* _What you should do_:
Locate every line in the records below that holds the word "ylabel" and return each one.

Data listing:
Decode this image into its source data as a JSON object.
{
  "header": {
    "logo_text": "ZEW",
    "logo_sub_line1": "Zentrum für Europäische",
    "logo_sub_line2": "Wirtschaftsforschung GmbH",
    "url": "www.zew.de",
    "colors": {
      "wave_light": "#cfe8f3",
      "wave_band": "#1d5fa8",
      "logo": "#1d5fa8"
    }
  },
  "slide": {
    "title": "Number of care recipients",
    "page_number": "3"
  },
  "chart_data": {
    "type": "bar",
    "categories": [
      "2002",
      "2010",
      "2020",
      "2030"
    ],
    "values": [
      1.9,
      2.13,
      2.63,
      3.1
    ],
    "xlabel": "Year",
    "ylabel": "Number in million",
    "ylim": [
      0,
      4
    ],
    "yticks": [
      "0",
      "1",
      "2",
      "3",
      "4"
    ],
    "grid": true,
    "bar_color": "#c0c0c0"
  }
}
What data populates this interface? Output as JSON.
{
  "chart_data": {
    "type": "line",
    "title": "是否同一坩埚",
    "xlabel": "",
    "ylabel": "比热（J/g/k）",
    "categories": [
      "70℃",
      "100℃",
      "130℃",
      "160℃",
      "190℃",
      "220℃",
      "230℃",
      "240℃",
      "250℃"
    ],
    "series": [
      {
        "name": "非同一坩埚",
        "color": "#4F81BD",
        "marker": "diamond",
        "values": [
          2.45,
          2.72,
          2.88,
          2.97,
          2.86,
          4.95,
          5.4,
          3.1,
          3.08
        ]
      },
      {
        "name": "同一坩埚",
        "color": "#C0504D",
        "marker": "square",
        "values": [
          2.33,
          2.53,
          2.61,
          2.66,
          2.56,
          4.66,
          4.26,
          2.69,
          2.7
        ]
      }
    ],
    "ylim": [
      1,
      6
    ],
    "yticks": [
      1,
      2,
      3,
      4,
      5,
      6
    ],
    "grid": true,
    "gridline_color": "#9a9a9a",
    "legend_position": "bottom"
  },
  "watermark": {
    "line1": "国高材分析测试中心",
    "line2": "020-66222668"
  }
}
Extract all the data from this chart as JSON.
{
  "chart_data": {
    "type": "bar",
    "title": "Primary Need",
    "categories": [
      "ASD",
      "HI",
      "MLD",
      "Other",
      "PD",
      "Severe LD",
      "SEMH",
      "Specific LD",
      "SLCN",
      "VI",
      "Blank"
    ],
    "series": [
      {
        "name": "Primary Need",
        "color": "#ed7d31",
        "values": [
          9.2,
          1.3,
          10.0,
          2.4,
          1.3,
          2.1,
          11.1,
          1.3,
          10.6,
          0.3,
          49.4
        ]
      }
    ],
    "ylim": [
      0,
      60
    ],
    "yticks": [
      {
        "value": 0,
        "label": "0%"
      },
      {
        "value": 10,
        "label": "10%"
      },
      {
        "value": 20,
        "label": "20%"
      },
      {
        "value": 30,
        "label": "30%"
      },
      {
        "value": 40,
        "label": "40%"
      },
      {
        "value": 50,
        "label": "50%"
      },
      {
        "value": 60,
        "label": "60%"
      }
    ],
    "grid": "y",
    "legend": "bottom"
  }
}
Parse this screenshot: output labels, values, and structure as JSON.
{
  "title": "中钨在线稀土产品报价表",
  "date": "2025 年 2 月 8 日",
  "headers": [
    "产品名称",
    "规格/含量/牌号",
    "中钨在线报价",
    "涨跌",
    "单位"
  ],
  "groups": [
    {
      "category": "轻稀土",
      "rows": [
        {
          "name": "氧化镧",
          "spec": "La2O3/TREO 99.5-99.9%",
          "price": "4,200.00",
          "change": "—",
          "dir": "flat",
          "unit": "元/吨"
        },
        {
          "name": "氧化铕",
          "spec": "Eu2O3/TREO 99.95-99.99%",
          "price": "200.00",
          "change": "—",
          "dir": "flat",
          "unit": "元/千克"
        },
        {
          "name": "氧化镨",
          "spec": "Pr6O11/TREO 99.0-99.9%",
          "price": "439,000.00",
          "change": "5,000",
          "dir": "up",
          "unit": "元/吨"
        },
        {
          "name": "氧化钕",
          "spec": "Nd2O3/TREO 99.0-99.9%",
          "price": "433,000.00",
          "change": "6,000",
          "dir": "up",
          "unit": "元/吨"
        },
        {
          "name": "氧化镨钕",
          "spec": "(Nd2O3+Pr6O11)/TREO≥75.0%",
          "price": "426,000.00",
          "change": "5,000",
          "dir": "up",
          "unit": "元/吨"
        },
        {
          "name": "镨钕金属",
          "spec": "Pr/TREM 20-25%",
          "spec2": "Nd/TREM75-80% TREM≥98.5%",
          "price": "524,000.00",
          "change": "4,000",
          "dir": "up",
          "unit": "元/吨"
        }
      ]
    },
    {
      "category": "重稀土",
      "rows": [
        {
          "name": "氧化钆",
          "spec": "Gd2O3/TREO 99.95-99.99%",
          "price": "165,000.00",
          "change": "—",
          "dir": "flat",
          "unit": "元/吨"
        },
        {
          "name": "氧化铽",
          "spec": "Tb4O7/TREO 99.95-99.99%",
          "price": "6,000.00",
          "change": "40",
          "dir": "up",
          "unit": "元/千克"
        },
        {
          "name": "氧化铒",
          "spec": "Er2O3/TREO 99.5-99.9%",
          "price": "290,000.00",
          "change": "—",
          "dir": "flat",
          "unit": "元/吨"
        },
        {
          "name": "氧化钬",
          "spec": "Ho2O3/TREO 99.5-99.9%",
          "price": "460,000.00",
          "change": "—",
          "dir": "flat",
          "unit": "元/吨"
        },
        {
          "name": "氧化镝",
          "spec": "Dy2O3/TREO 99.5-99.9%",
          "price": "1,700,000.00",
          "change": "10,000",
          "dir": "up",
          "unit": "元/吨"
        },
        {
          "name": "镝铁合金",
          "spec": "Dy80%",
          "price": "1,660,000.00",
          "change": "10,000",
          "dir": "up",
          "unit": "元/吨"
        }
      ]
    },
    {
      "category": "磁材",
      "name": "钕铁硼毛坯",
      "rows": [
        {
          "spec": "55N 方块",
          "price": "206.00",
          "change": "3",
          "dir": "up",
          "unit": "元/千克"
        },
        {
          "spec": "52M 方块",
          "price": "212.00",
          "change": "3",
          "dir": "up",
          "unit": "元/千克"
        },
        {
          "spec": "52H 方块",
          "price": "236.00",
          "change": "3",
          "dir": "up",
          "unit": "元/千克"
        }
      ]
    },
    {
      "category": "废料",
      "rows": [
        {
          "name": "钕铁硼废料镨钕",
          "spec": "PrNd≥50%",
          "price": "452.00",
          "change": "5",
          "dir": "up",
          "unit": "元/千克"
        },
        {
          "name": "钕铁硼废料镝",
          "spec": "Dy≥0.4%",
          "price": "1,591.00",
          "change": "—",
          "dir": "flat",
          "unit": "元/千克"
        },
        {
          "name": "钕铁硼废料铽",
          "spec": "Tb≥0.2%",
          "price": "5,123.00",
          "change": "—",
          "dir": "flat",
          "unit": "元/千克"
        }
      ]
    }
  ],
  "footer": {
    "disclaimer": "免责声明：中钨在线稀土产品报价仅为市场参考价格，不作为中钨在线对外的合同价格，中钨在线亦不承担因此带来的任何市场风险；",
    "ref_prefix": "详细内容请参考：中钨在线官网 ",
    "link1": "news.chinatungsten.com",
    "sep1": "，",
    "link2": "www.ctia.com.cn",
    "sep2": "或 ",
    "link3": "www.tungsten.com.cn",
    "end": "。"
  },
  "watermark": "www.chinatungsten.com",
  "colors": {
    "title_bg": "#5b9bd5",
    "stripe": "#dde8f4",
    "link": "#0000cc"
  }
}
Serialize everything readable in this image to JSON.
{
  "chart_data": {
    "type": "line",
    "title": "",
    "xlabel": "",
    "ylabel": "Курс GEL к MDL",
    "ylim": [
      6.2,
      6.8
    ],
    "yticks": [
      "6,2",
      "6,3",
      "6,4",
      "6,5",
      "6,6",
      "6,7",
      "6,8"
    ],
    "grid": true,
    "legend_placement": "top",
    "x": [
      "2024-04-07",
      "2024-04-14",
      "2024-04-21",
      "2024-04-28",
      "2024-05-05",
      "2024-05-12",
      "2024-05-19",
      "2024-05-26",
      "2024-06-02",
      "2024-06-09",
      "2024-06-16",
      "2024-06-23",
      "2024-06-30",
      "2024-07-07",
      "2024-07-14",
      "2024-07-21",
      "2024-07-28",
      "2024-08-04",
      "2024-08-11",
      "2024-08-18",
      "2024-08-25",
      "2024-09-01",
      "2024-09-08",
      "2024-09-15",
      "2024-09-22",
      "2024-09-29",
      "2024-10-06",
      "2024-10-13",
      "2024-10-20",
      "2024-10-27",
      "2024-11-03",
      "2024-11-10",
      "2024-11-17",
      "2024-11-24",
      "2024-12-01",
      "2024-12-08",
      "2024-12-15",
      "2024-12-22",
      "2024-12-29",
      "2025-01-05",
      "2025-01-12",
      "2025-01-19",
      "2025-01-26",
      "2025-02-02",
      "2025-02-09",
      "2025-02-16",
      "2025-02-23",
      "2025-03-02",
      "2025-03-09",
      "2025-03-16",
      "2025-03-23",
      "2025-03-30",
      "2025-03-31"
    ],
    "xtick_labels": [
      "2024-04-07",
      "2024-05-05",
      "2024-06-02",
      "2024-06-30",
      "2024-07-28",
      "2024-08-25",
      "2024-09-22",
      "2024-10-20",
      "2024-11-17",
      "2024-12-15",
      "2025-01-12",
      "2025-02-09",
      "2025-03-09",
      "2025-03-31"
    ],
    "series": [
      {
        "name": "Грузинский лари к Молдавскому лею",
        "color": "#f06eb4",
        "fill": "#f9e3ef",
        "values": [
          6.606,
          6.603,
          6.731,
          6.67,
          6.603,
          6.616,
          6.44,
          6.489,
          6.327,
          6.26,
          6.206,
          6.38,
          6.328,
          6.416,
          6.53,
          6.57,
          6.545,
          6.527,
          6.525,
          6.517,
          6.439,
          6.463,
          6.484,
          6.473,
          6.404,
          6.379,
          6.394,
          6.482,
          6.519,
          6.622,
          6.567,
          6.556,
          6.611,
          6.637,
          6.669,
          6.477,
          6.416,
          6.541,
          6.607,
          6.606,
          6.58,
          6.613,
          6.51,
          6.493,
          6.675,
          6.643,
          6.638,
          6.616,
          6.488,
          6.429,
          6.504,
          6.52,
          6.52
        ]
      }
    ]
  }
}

* _Output below_:
    "ylabel": "Number in million",
    "ylabel": "比热（J/g/k）",
    "ylabel": "Курс GEL к MDL",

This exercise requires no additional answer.